» Request
Write out every record below exactly as it appears.

....

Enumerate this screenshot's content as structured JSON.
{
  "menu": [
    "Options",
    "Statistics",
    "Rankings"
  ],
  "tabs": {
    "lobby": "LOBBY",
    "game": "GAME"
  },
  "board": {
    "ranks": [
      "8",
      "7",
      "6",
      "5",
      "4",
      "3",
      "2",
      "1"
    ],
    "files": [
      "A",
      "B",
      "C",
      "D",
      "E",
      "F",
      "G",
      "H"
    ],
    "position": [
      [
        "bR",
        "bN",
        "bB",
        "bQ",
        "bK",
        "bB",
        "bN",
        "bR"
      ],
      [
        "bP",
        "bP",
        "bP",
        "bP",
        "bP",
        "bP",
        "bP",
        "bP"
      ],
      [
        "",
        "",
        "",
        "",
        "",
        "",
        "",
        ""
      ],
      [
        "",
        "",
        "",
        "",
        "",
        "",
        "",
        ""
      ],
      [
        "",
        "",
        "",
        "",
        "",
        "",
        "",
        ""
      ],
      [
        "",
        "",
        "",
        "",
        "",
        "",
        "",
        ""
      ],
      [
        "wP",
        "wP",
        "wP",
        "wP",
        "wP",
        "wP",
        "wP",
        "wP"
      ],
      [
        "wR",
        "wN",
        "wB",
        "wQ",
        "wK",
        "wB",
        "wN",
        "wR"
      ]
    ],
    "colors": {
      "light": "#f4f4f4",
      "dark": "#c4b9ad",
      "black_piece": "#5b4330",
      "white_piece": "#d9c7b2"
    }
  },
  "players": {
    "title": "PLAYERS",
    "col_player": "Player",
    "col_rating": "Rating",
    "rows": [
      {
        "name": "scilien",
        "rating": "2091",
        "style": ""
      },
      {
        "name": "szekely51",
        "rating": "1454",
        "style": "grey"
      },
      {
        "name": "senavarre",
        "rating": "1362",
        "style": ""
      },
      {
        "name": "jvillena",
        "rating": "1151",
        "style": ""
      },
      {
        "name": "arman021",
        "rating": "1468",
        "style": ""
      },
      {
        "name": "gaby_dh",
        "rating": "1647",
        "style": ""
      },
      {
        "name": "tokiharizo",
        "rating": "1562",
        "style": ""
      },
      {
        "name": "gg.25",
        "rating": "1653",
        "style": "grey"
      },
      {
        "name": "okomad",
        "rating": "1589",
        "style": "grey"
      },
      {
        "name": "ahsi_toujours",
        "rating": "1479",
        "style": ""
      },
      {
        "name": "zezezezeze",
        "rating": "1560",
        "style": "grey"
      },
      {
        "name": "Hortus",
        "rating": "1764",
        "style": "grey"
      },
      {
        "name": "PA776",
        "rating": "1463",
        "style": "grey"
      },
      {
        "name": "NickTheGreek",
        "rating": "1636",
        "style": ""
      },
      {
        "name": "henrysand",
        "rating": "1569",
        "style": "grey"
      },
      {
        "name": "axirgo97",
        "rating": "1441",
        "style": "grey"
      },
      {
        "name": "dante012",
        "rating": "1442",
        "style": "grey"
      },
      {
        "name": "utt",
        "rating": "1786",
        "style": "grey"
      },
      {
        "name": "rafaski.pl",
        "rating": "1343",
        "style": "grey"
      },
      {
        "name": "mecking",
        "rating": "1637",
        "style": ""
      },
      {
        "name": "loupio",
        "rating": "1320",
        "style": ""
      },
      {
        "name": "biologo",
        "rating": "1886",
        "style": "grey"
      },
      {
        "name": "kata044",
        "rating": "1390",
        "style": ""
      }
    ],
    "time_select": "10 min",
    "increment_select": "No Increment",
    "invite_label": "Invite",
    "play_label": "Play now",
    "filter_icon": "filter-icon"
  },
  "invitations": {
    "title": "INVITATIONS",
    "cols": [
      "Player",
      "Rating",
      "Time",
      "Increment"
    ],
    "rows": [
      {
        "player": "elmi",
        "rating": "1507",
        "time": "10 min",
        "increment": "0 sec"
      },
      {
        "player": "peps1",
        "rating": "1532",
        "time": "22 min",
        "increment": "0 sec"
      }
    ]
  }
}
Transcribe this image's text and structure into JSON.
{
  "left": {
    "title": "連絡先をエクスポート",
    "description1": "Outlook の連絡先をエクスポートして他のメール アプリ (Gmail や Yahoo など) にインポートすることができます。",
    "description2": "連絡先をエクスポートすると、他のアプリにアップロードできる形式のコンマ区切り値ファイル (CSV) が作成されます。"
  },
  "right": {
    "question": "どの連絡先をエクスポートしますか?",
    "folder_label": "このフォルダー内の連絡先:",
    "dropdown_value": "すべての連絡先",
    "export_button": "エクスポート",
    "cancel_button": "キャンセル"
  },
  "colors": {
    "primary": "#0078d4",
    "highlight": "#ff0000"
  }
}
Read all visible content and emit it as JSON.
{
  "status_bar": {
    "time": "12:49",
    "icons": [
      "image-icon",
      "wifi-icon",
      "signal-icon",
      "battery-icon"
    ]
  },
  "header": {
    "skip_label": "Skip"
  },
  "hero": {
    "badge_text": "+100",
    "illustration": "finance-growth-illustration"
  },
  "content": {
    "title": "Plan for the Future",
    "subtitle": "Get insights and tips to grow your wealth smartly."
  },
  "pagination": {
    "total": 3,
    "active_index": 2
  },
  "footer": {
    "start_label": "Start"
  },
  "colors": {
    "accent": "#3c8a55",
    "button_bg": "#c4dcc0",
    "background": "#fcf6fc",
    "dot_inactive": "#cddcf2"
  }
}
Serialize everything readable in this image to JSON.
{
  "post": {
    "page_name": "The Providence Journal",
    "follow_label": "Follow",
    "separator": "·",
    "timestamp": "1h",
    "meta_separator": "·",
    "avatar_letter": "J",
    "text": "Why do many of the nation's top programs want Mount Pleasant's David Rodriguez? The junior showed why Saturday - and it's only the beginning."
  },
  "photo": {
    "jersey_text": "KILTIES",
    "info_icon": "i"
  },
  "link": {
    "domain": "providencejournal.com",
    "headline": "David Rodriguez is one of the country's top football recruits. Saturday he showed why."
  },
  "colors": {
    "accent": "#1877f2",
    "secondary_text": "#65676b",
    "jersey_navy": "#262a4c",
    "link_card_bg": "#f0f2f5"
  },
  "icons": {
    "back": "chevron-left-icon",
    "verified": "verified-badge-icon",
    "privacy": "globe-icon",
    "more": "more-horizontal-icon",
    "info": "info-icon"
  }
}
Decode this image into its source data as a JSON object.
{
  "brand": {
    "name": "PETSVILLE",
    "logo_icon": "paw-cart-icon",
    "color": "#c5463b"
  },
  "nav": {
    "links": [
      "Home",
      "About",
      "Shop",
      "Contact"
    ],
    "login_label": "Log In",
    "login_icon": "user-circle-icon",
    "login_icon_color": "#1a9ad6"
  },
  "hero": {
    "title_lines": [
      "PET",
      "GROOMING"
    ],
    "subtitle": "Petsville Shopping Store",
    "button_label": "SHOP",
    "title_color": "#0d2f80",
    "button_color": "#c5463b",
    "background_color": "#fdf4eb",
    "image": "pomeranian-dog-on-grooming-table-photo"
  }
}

....

» Solved problem
Enumerate this screenshot's content as structured JSON.
{
  "menu": [
    "Options",
    "Statistics",
    "Rankings"
  ],
  "tabs": {
    "lobby": "LOBBY",
    "game": "GAME"
  },
  "board": {
    "ranks": [
      "8",
      "7",
      "6",
      "5",
      "4",
      "3",
      "2",
      "1"
    ],
    "files": [
      "A",
      "B",
      "C",
      "D",
      "E",
      "F",
      "G",
      "H"
    ],
    "position": [
      [
        "bR",
        "bN",
        "bB",
        "bQ",
        "bK",
        "bB",
        "bN",
        "bR"
      ],
      [
        "bP",
        "bP",
        "bP",
        "bP",
        "bP",
        "bP",
        "bP",
        "bP"
      ],
      [
        "",
        "",
        "",
        "",
        "",
        "",
        "",
        ""
      ],
      [
        "",
        "",
        "",
        "",
        "",
        "",
        "",
        ""
      ],
      [
        "",
        "",
        "",
        "",
        "",
        "",
        "",
        ""
      ],
      [
        "",
        "",
        "",
        "",
        "",
        "",
        "",
        ""
      ],
      [
        "wP",
        "wP",
        "wP",
        "wP",
        "wP",
        "wP",
        "wP",
        "wP"
      ],
      [
        "wR",
        "wN",
        "wB",
        "wQ",
        "wK",
        "wB",
        "wN",
        "wR"
      ]
    ],
    "colors": {
      "light": "#f4f4f4",
      "dark": "#c4b9ad",
      "black_piece": "#5b4330",
      "white_piece": "#d9c7b2"
    }
  },
  "players": {
    "title": "PLAYERS",
    "col_player": "Player",
    "col_rating": "Rating",
    "rows": [
      {
        "name": "scilien",
        "rating": "2091",
        "style": ""
      },
      {
        "name": "szekely51",
        "rating": "1454",
        "style": "grey"
      },
      {
        "name": "senavarre",
        "rating": "1362",
        "style": ""
      },
      {
        "name": "jvillena",
        "rating": "1151",
        "style": ""
      },
      {
        "name": "arman021",
        "rating": "1468",
        "style": ""
      },
      {
        "name": "gaby_dh",
        "rating": "1647",
        "style": ""
      },
      {
        "name": "tokiharizo",
        "rating": "1562",
        "style": ""
      },
      {
        "name": "gg.25",
        "rating": "1653",
        "style": "grey"
      },
      {
        "name": "okomad",
        "rating": "1589",
        "style": "grey"
      },
      {
        "name": "ahsi_toujours",
        "rating": "1479",
        "style": ""
      },
      {
        "name": "zezezezeze",
        "rating": "1560",
        "style": "grey"
      },
      {
        "name": "Hortus",
        "rating": "1764",
        "style": "grey"
      },
      {
        "name": "PA776",
        "rating": "1463",
        "style": "grey"
      },
      {
        "name": "NickTheGreek",
        "rating": "1636",
        "style": ""
      },
      {
        "name": "henrysand",
        "rating": "1569",
        "style": "grey"
      },
      {
        "name": "axirgo97",
        "rating": "1441",
        "style": "grey"
      },
      {
        "name": "dante012",
        "rating": "1442",
        "style": "grey"
      },
      {
        "name": "utt",
        "rating": "1786",
        "style": "grey"
      },
      {
        "name": "rafaski.pl",
        "rating": "1343",
        "style": "grey"
      },
      {
        "name": "mecking",
        "rating": "1637",
        "style": ""
      },
      {
        "name": "loupio",
        "rating": "1320",
        "style": ""
      },
      {
        "name": "biologo",
        "rating": "1886",
        "style": "grey"
      },
      {
        "name": "kata044",
        "rating": "1390",
        "style": ""
      }
    ],
    "time_select": "10 min",
    "increment_select": "No Increment",
    "invite_label": "Invite",
    "play_label": "Play now",
    "filter_icon": "filter-icon"
  },
  "invitations": {
    "title": "INVITATIONS",
    "cols": [
      "Player",
      "Rating",
      "Time",
      "Increment"
    ],
    "rows": [
      {
        "player": "elmi",
        "rating": "1507",
        "time": "10 min",
        "increment": "0 sec"
      },
      {
        "player": "peps1",
        "rating": "1532",
        "time": "22 min",
        "increment": "0 sec"
      }
    ]
  }
}
Transcribe this image's text and structure into JSON.
{
  "left": {
    "title": "連絡先をエクスポート",
    "description1": "Outlook の連絡先をエクスポートして他のメール アプリ (Gmail や Yahoo など) にインポートすることができます。",
    "description2": "連絡先をエクスポートすると、他のアプリにアップロードできる形式のコンマ区切り値ファイル (CSV) が作成されます。"
  },
  "right": {
    "question": "どの連絡先をエクスポートしますか?",
    "folder_label": "このフォルダー内の連絡先:",
    "dropdown_value": "すべての連絡先",
    "export_button": "エクスポート",
    "cancel_button": "キャンセル"
  },
  "colors": {
    "primary": "#0078d4",
    "highlight": "#ff0000"
  }
}
Read all visible content and emit it as JSON.
{
  "status_bar": {
    "time": "12:49",
    "icons": [
      "image-icon",
      "wifi-icon",
      "signal-icon",
      "battery-icon"
    ]
  },
  "header": {
    "skip_label": "Skip"
  },
  "hero": {
    "badge_text": "+100",
    "illustration": "finance-growth-illustration"
  },
  "content": {
    "title": "Plan for the Future",
    "subtitle": "Get insights and tips to grow your wealth smartly."
  },
  "pagination": {
    "total": 3,
    "active_index": 2
  },
  "footer": {
    "start_label": "Start"
  },
  "colors": {
    "accent": "#3c8a55",
    "button_bg": "#c4dcc0",
    "background": "#fcf6fc",
    "dot_inactive": "#cddcf2"
  }
}
Serialize everything readable in this image to JSON.
{
  "post": {
    "page_name": "The Providence Journal",
    "follow_label": "Follow",
    "separator": "·",
    "timestamp": "1h",
    "meta_separator": "·",
    "avatar_letter": "J",
    "text": "Why do many of the nation's top programs want Mount Pleasant's David Rodriguez? The junior showed why Saturday - and it's only the beginning."
  },
  "photo": {
    "jersey_text": "KILTIES",
    "info_icon": "i"
  },
  "link": {
    "domain": "providencejournal.com",
    "headline": "David Rodriguez is one of the country's top football recruits. Saturday he showed why."
  },
  "colors": {
    "accent": "#1877f2",
    "secondary_text": "#65676b",
    "jersey_navy": "#262a4c",
    "link_card_bg": "#f0f2f5"
  },
  "icons": {
    "back": "chevron-left-icon",
    "verified": "verified-badge-icon",
    "privacy": "globe-icon",
    "more": "more-horizontal-icon",
    "info": "info-icon"
  }
}
Decode this image into its source data as a JSON object.
{
  "brand": {
    "name": "PETSVILLE",
    "logo_icon": "paw-cart-icon",
    "color": "#c5463b"
  },
  "nav": {
    "links": [
      "Home",
      "About",
      "Shop",
      "Contact"
    ],
    "login_label": "Log In",
    "login_icon": "user-circle-icon",
    "login_icon_color": "#1a9ad6"
  },
  "hero": {
    "title_lines": [
      "PET",
      "GROOMING"
    ],
    "subtitle": "Petsville Shopping Store",
    "button_label": "SHOP",
    "title_color": "#0d2f80",
    "button_color": "#c5463b",
    "background_color": "#fdf4eb",
    "image": "pomeranian-dog-on-grooming-table-photo"
  }
}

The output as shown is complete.